• SHORT EXERCISE
Copy all of the material below exactly.

• DATA EXCERPTS
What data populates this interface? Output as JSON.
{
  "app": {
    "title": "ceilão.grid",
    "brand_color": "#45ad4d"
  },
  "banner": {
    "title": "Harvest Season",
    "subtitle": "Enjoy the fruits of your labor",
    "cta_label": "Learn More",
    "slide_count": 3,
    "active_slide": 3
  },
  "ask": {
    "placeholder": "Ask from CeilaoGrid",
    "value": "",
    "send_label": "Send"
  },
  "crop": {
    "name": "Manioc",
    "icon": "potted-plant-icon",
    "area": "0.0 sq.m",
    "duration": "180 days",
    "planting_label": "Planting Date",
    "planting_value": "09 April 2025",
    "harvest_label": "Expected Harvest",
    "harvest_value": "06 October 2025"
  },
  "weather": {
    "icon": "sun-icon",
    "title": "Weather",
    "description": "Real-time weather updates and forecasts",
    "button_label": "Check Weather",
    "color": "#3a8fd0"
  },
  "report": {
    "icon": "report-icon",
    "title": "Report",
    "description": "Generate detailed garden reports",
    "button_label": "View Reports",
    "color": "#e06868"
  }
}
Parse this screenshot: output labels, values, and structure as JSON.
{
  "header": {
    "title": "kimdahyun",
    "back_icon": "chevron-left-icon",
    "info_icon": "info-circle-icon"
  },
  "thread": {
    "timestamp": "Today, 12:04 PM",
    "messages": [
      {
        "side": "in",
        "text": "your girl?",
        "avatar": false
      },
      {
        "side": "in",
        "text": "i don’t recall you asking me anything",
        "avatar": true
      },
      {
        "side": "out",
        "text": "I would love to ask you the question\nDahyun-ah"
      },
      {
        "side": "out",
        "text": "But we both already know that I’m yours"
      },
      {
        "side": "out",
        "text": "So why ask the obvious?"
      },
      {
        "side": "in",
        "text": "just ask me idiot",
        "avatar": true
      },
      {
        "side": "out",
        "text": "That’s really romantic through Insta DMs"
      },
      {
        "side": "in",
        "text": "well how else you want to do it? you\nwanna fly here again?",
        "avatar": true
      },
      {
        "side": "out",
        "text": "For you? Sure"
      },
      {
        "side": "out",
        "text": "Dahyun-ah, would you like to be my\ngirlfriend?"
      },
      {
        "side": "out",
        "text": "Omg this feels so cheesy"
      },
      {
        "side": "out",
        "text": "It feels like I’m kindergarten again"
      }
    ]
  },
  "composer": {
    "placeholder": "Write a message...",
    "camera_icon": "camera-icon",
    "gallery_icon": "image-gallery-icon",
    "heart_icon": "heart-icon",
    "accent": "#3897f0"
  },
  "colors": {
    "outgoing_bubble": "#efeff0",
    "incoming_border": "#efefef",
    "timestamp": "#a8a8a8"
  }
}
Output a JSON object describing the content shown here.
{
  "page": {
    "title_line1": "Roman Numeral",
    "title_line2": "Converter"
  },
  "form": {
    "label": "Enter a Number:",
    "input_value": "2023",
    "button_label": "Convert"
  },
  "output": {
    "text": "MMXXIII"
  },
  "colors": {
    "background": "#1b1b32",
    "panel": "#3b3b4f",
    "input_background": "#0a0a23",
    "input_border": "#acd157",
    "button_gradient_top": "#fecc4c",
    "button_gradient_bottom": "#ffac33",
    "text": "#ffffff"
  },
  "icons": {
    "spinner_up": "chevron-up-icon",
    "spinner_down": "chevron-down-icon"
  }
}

• FINISHED TASK
What data populates this interface? Output as JSON.
{
  "app": {
    "title": "ceilão.grid",
    "brand_color": "#45ad4d"
  },
  "banner": {
    "title": "Harvest Season",
    "subtitle": "Enjoy the fruits of your labor",
    "cta_label": "Learn More",
    "slide_count": 3,
    "active_slide": 3
  },
  "ask": {
    "placeholder": "Ask from CeilaoGrid",
    "value": "",
    "send_label": "Send"
  },
  "crop": {
    "name": "Manioc",
    "icon": "potted-plant-icon",
    "area": "0.0 sq.m",
    "duration": "180 days",
    "planting_label": "Planting Date",
    "planting_value": "09 April 2025",
    "harvest_label": "Expected Harvest",
    "harvest_value": "06 October 2025"
  },
  "weather": {
    "icon": "sun-icon",
    "title": "Weather",
    "description": "Real-time weather updates and forecasts",
    "button_label": "Check Weather",
    "color": "#3a8fd0"
  },
  "report": {
    "icon": "report-icon",
    "title": "Report",
    "description": "Generate detailed garden reports",
    "button_label": "View Reports",
    "color": "#e06868"
  }
}
Parse this screenshot: output labels, values, and structure as JSON.
{
  "header": {
    "title": "kimdahyun",
    "back_icon": "chevron-left-icon",
    "info_icon": "info-circle-icon"
  },
  "thread": {
    "timestamp": "Today, 12:04 PM",
    "messages": [
      {
        "side": "in",
        "text": "your girl?",
        "avatar": false
      },
      {
        "side": "in",
        "text": "i don’t recall you asking me anything",
        "avatar": true
      },
      {
        "side": "out",
        "text": "I would love to ask you the question\nDahyun-ah"
      },
      {
        "side": "out",
        "text": "But we both already know that I’m yours"
      },
      {
        "side": "out",
        "text": "So why ask the obvious?"
      },
      {
        "side": "in",
        "text": "just ask me idiot",
        "avatar": true
      },
      {
        "side": "out",
        "text": "That’s really romantic through Insta DMs"
      },
      {
        "side": "in",
        "text": "well how else you want to do it? you\nwanna fly here again?",
        "avatar": true
      },
      {
        "side": "out",
        "text": "For you? Sure"
      },
      {
        "side": "out",
        "text": "Dahyun-ah, would you like to be my\ngirlfriend?"
      },
      {
        "side": "out",
        "text": "Omg this feels so cheesy"
      },
      {
        "side": "out",
        "text": "It feels like I’m kindergarten again"
      }
    ]
  },
  "composer": {
    "placeholder": "Write a message...",
    "camera_icon": "camera-icon",
    "gallery_icon": "image-gallery-icon",
    "heart_icon": "heart-icon",
    "accent": "#3897f0"
  },
  "colors": {
    "outgoing_bubble": "#efeff0",
    "incoming_border": "#efefef",
    "timestamp": "#a8a8a8"
  }
}
Output a JSON object describing the content shown here.
{
  "page": {
    "title_line1": "Roman Numeral",
    "title_line2": "Converter"
  },
  "form": {
    "label": "Enter a Number:",
    "input_value": "2023",
    "button_label": "Convert"
  },
  "output": {
    "text": "MMXXIII"
  },
  "colors": {
    "background": "#1b1b32",
    "panel": "#3b3b4f",
    "input_background": "#0a0a23",
    "input_border": "#acd157",
    "button_gradient_top": "#fecc4c",
    "button_gradient_bottom": "#ffac33",
    "text": "#ffffff"
  },
  "icons": {
    "spinner_up": "chevron-up-icon",
    "spinner_down": "chevron-down-icon"
  }
}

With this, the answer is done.